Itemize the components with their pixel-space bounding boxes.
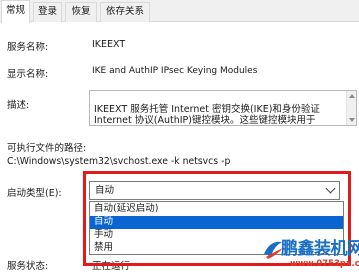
- watermark-logo: 鹏鑫装机网 www.0753px.com: [260, 232, 359, 278]
- option-auto[interactable]: 自动: [90, 216, 343, 229]
- watermark-url: www.0753px.com: [290, 259, 359, 269]
- tab-strip: 常规 登录 恢复 依存关系: [0, 0, 359, 23]
- scroll-down-icon[interactable]: [349, 118, 355, 122]
- watermark-title: 鹏鑫装机网: [281, 239, 359, 259]
- tab-recovery[interactable]: 恢复: [65, 2, 97, 22]
- startup-type-select[interactable]: 自动: [89, 181, 340, 200]
- display-name-label: 显示名称:: [7, 69, 49, 80]
- display-name-value: IKE and AuthIP IPsec Keying Modules: [92, 66, 258, 76]
- executable-path-value: C:\Windows\system32\svchost.exe -k netsv…: [7, 156, 231, 167]
- description-scrollbar[interactable]: [346, 91, 356, 125]
- option-auto-delayed[interactable]: 自动(延迟启动): [90, 203, 343, 216]
- service-status-label: 服务状态:: [7, 261, 49, 272]
- description-textbox[interactable]: IKEEXT 服务托管 Internet 密钥交换(IKE)和身份验证 Inte…: [89, 90, 357, 126]
- service-status-value: 正在运行: [92, 261, 131, 272]
- description-label: 描述:: [7, 100, 30, 111]
- scroll-up-icon[interactable]: [349, 94, 355, 98]
- tab-general[interactable]: 常规: [1, 0, 30, 23]
- service-name-value: IKEEXT: [92, 39, 126, 50]
- startup-type-selected: 自动: [95, 185, 115, 196]
- service-name-label: 服务名称:: [7, 42, 49, 53]
- chevron-down-icon[interactable]: [325, 183, 336, 194]
- tab-logon[interactable]: 登录: [33, 2, 62, 22]
- description-text: IKEEXT 服务托管 Internet 密钥交换(IKE)和身份验证 Inte…: [94, 103, 320, 126]
- executable-path-label: 可执行文件的路径:: [7, 143, 87, 154]
- startup-type-label: 启动类型(E):: [7, 188, 62, 199]
- tab-dependencies[interactable]: 依存关系: [100, 2, 150, 22]
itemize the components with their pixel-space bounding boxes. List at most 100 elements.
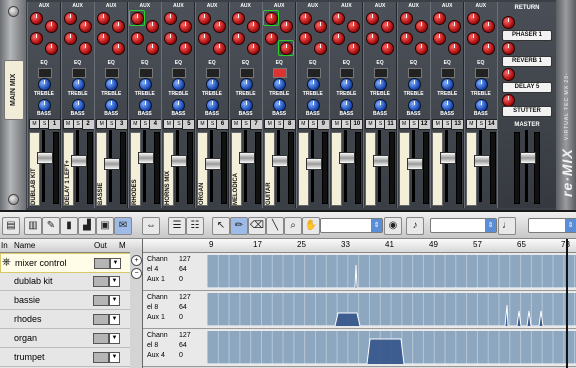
return-knob[interactable] — [502, 68, 515, 81]
aux-send-knob[interactable] — [145, 42, 159, 55]
eq-button[interactable] — [474, 68, 489, 78]
channel-fader[interactable] — [70, 155, 87, 167]
channel-name[interactable] — [465, 132, 477, 206]
track-view-icon[interactable]: ▤ — [2, 217, 20, 235]
aux-send-knob[interactable] — [213, 42, 226, 55]
output-device-icon[interactable] — [93, 352, 109, 363]
aux-send-knob[interactable] — [466, 32, 480, 45]
return-knob[interactable] — [502, 16, 515, 29]
aux-send-knob[interactable] — [366, 12, 379, 25]
song-position-marker[interactable] — [566, 239, 568, 368]
editor-icon[interactable]: ▣ — [96, 217, 114, 235]
return-knob[interactable] — [502, 42, 515, 55]
treble-knob[interactable] — [38, 78, 51, 91]
aux-send-knob[interactable] — [381, 42, 394, 55]
aux-send-knob[interactable] — [213, 20, 226, 33]
return-fx-3[interactable]: DELAY 5 — [502, 82, 552, 93]
treble-knob[interactable] — [474, 78, 488, 91]
channel-name[interactable]: RHODES — [129, 132, 141, 206]
aux-send-knob[interactable] — [399, 12, 413, 25]
arrow-tool-icon[interactable]: ↖ — [212, 217, 230, 235]
channel-fader[interactable] — [205, 158, 221, 170]
output-device-icon[interactable] — [93, 276, 109, 287]
aux-send-knob[interactable] — [433, 12, 447, 25]
lane-expand-icon[interactable]: ⇔ — [142, 217, 160, 235]
line-tool-icon[interactable]: ╲ — [266, 217, 284, 235]
aux-send-knob[interactable] — [112, 42, 126, 55]
channel-name[interactable]: MELODICA — [230, 132, 242, 206]
treble-knob[interactable] — [340, 78, 354, 91]
lanes-collapse-icon[interactable]: ☷ — [186, 217, 204, 235]
track-row[interactable]: organ ▼ — [0, 329, 130, 348]
aux-send-knob[interactable] — [381, 20, 394, 33]
aux-send-knob[interactable] — [414, 42, 428, 55]
channel-fader[interactable] — [137, 152, 154, 164]
eq-button[interactable] — [172, 68, 187, 78]
lanes-icon[interactable]: ☰ — [168, 217, 186, 235]
eq-button[interactable] — [138, 68, 153, 78]
automation-lane[interactable]: Chann el 4 Aux 1 127 64 0 — [143, 253, 576, 291]
zoom-out-icon[interactable]: − — [131, 268, 142, 279]
channel-name[interactable]: DUBLAB KIT — [29, 132, 40, 206]
automation-curve[interactable] — [207, 293, 576, 326]
treble-knob[interactable] — [172, 78, 186, 91]
output-device-icon[interactable] — [93, 295, 109, 306]
channel-fader[interactable] — [238, 152, 255, 164]
aux-send-knob[interactable] — [366, 32, 379, 45]
aux-send-knob[interactable] — [433, 32, 447, 45]
treble-knob[interactable] — [206, 78, 219, 91]
treble-knob[interactable] — [306, 78, 320, 91]
eq-button[interactable] — [407, 68, 422, 78]
magnify-tool-icon[interactable]: ⌕ — [284, 217, 302, 235]
aux-send-knob[interactable] — [130, 32, 144, 45]
channel-name[interactable] — [432, 132, 444, 206]
aux-send-knob[interactable] — [145, 20, 159, 33]
aux-send-knob[interactable] — [164, 12, 178, 25]
aux-send-knob[interactable] — [97, 12, 111, 25]
aux-send-knob[interactable] — [112, 20, 126, 33]
aux-send-knob[interactable] — [448, 42, 462, 55]
channel-fader[interactable] — [272, 155, 289, 167]
aux-send-knob[interactable] — [198, 12, 211, 25]
automation-lane[interactable]: Chann el 8 Aux 1 127 64 0 — [143, 291, 576, 329]
track-name[interactable]: mixer control — [15, 258, 67, 268]
eq-button[interactable] — [273, 68, 288, 78]
aux-send-knob[interactable] — [30, 32, 43, 45]
record-icon[interactable]: ◉ — [384, 217, 402, 235]
eq-button[interactable] — [239, 68, 254, 78]
track-name[interactable]: bassie — [14, 295, 40, 305]
aux-send-knob[interactable] — [45, 42, 58, 55]
treble-knob[interactable] — [273, 78, 287, 91]
eq-button[interactable] — [206, 68, 220, 78]
controller-icon[interactable]: ▟ — [78, 217, 96, 235]
eq-button[interactable] — [340, 68, 355, 78]
track-name[interactable]: dublab kit — [14, 276, 53, 286]
channel-fader[interactable] — [440, 152, 457, 164]
aux-send-knob[interactable] — [313, 20, 327, 33]
output-dropdown[interactable]: ▼ — [109, 333, 120, 344]
treble-knob[interactable] — [407, 78, 421, 91]
aux-send-knob[interactable] — [347, 20, 361, 33]
aux-send-knob[interactable] — [63, 32, 77, 45]
track-name[interactable]: organ — [14, 333, 37, 343]
channel-fader[interactable] — [339, 152, 356, 164]
track-row[interactable]: rhodes ▼ — [0, 310, 130, 329]
treble-knob[interactable] — [105, 78, 119, 91]
aux-send-knob[interactable] — [30, 12, 43, 25]
channel-fader[interactable] — [104, 158, 121, 170]
output-dropdown[interactable]: ▼ — [109, 314, 120, 325]
automation-lane[interactable]: Chann el 8 Aux 4 127 64 0 — [143, 329, 576, 367]
grid-dropdown[interactable]: ⇕ — [528, 218, 576, 233]
aux-send-knob[interactable] — [332, 32, 346, 45]
pencil-tool-icon[interactable]: ✏ — [230, 217, 248, 235]
return-fx-1[interactable]: PHASER 1 — [502, 30, 552, 41]
aux-send-knob[interactable] — [231, 12, 245, 25]
automation-curve[interactable] — [207, 255, 576, 288]
channel-name[interactable]: GUITAR — [264, 132, 276, 206]
channel-name[interactable]: DELAY 1 LEFT+ — [62, 132, 74, 206]
aux-send-knob[interactable] — [298, 32, 312, 45]
velocity-icon[interactable]: ▮ — [60, 217, 78, 235]
track-name[interactable]: trumpet — [14, 352, 45, 362]
output-device-icon[interactable] — [93, 333, 109, 344]
snap-dropdown[interactable]: ⇕ — [320, 218, 383, 233]
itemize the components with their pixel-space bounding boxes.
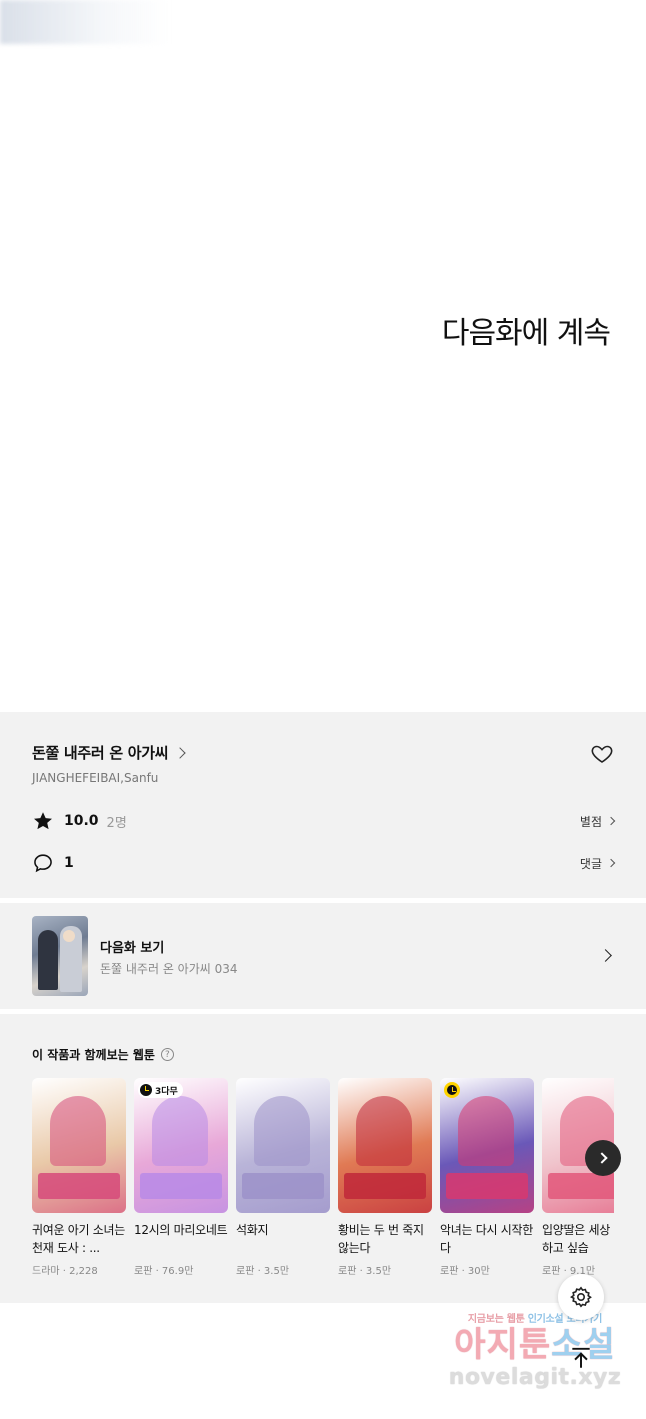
watermark-logo: 아지툰소설 <box>454 1325 616 1365</box>
rating-count: 2명 <box>106 815 127 831</box>
rating-row: 10.0 2명 별점 <box>32 808 616 834</box>
recommendations-panel: 이 작품과 함께보는 웹툰 ? 귀여운 아기 소녀는 천재 도사 : ... 드라… <box>0 1014 646 1303</box>
watermark-url: novelagit.xyz <box>448 1365 622 1390</box>
arrow-up-icon <box>572 1347 590 1368</box>
recommendation-cover <box>440 1078 534 1213</box>
recommendation-cover <box>236 1078 330 1213</box>
rating-value: 10.0 <box>64 813 99 829</box>
recommendations-title: 이 작품과 함께보는 웹툰 <box>32 1048 155 1062</box>
series-title-link[interactable]: 돈쭐 내주러 온 아가씨 <box>32 742 186 763</box>
chevron-right-icon <box>606 816 616 826</box>
comment-row: 1 댓글 <box>32 850 616 876</box>
help-icon[interactable]: ? <box>160 1048 174 1061</box>
chevron-right-icon <box>174 746 186 759</box>
recommendation-title: 악녀는 다시 시작한다 <box>440 1223 533 1255</box>
star-icon <box>34 812 52 830</box>
recommendation-title: 12시의 마리오네트 <box>134 1223 228 1237</box>
next-episode-subtitle: 돈쭐 내주러 온 아가씨 034 <box>100 962 238 976</box>
rating-link-label: 별점 <box>579 814 602 829</box>
next-episode-button[interactable]: 다음화 보기 돈쭐 내주러 온 아가씨 034 <box>0 903 646 1009</box>
top-image-fragment <box>0 0 170 44</box>
clock-icon <box>140 1084 152 1096</box>
to-be-continued-text: 다음화에 계속 <box>441 316 611 351</box>
recommendation-meta: 로판 · 3.5만 <box>236 1266 290 1277</box>
recommendation-card[interactable]: 황비는 두 번 죽지 않는다로판 · 3.5만 <box>338 1078 432 1277</box>
recommendation-card[interactable]: 석화지로판 · 3.5만 <box>236 1078 330 1277</box>
recommendation-meta: 드라마 · 2,228 <box>32 1266 98 1277</box>
recommendation-card[interactable]: 입양딸은 세상 구원하고 싶습로판 · 9.1만 <box>542 1078 614 1277</box>
settings-button[interactable] <box>558 1274 604 1320</box>
comment-link[interactable]: 댓글 <box>579 855 616 872</box>
series-info-panel: 돈쭐 내주러 온 아가씨 JIANGHEFEIBAI,Sanfu 10.0 2명… <box>0 712 646 898</box>
recommendation-cover <box>338 1078 432 1213</box>
recommendation-cover <box>32 1078 126 1213</box>
chevron-right-icon <box>595 1152 608 1164</box>
gear-icon <box>569 1286 592 1308</box>
recommendation-meta: 로판 · 30만 <box>440 1266 490 1277</box>
recommendation-meta: 로판 · 3.5만 <box>338 1266 392 1277</box>
chevron-right-icon <box>606 858 616 868</box>
scroll-to-top-button[interactable] <box>563 1340 599 1376</box>
wait-free-badge: 3다무 <box>138 1082 183 1098</box>
rating-link[interactable]: 별점 <box>579 813 616 830</box>
chevron-right-icon <box>599 949 612 962</box>
recommendation-meta: 로판 · 76.9만 <box>134 1266 194 1277</box>
recommendations-header: 이 작품과 함께보는 웹툰 ? <box>32 1046 174 1063</box>
recommendation-carousel: 귀여운 아기 소녀는 천재 도사 : ... 드라마 · 2,228 3다무 12시의… <box>32 1078 614 1288</box>
comment-link-label: 댓글 <box>579 856 602 871</box>
recommendation-title: 입양딸은 세상 구원하고 싶습 <box>542 1223 614 1255</box>
favorite-button[interactable] <box>590 742 614 766</box>
carousel-next-button[interactable] <box>585 1140 621 1176</box>
heart-icon <box>591 745 613 763</box>
series-title: 돈쭐 내주러 온 아가씨 <box>32 744 169 762</box>
series-authors: JIANGHEFEIBAI,Sanfu <box>32 771 159 785</box>
recommendation-card[interactable]: 악녀는 다시 시작한다로판 · 30만 <box>440 1078 534 1277</box>
recommendation-card[interactable]: 귀여운 아기 소녀는 천재 도사 : ... 드라마 · 2,228 <box>32 1078 126 1277</box>
next-episode-thumbnail <box>32 916 88 996</box>
wait-free-icon <box>444 1082 460 1098</box>
watermark: 지금보는 웹툰 인기소설 보러가기 아지툰소설 novelagit.xyz <box>440 1310 630 1410</box>
recommendation-title: 귀여운 아기 소녀는 천재 도사 : ... <box>32 1223 125 1255</box>
recommendation-card[interactable]: 3다무 12시의 마리오네트로판 · 76.9만 <box>134 1078 228 1277</box>
comment-icon <box>34 854 52 873</box>
next-episode-label: 다음화 보기 <box>100 941 165 956</box>
recommendation-cover: 3다무 <box>134 1078 228 1213</box>
recommendation-title: 석화지 <box>236 1223 269 1237</box>
recommendation-title: 황비는 두 번 죽지 않는다 <box>338 1223 424 1255</box>
comment-count: 1 <box>64 855 74 871</box>
watermark-line1: 지금보는 웹툰 인기소설 보러가기 <box>467 1314 602 1325</box>
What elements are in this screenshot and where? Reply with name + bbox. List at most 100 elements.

* * *

● **TASK DETAILS**
Rewrite the data starting with the line with "return-knob[interactable] — [502, 68, 515, 81]" and going on through the line with "aux-send-knob[interactable] — [399, 12, 413, 25]", replacing "treble-knob" with "high-eq-knob" and leaving everything else unchanged.

● **EXERCISE RESULT**
return-knob[interactable] — [502, 68, 515, 81]
aux-send-knob[interactable] — [145, 42, 159, 55]
eq-button[interactable] — [474, 68, 489, 78]
channel-fader[interactable] — [70, 155, 87, 167]
channel-name[interactable] — [465, 132, 477, 206]
track-view-icon[interactable]: ▤ — [2, 217, 20, 235]
aux-send-knob[interactable] — [213, 42, 226, 55]
output-device-icon[interactable] — [93, 352, 109, 363]
aux-send-knob[interactable] — [466, 32, 480, 45]
return-knob[interactable] — [502, 16, 515, 29]
aux-send-knob[interactable] — [366, 12, 379, 25]
song-position-marker[interactable] — [566, 239, 568, 368]
editor-icon[interactable]: ▣ — [96, 217, 114, 235]
return-knob[interactable] — [502, 42, 515, 55]
high-eq-knob[interactable] — [38, 78, 51, 91]
aux-send-knob[interactable] — [381, 42, 394, 55]
aux-send-knob[interactable] — [213, 20, 226, 33]
return-fx-3[interactable]: DELAY 5 — [502, 82, 552, 93]
high-eq-knob[interactable] — [474, 78, 488, 91]
channel-name[interactable]: RHODES — [129, 132, 141, 206]
aux-send-knob[interactable] — [399, 12, 413, 25]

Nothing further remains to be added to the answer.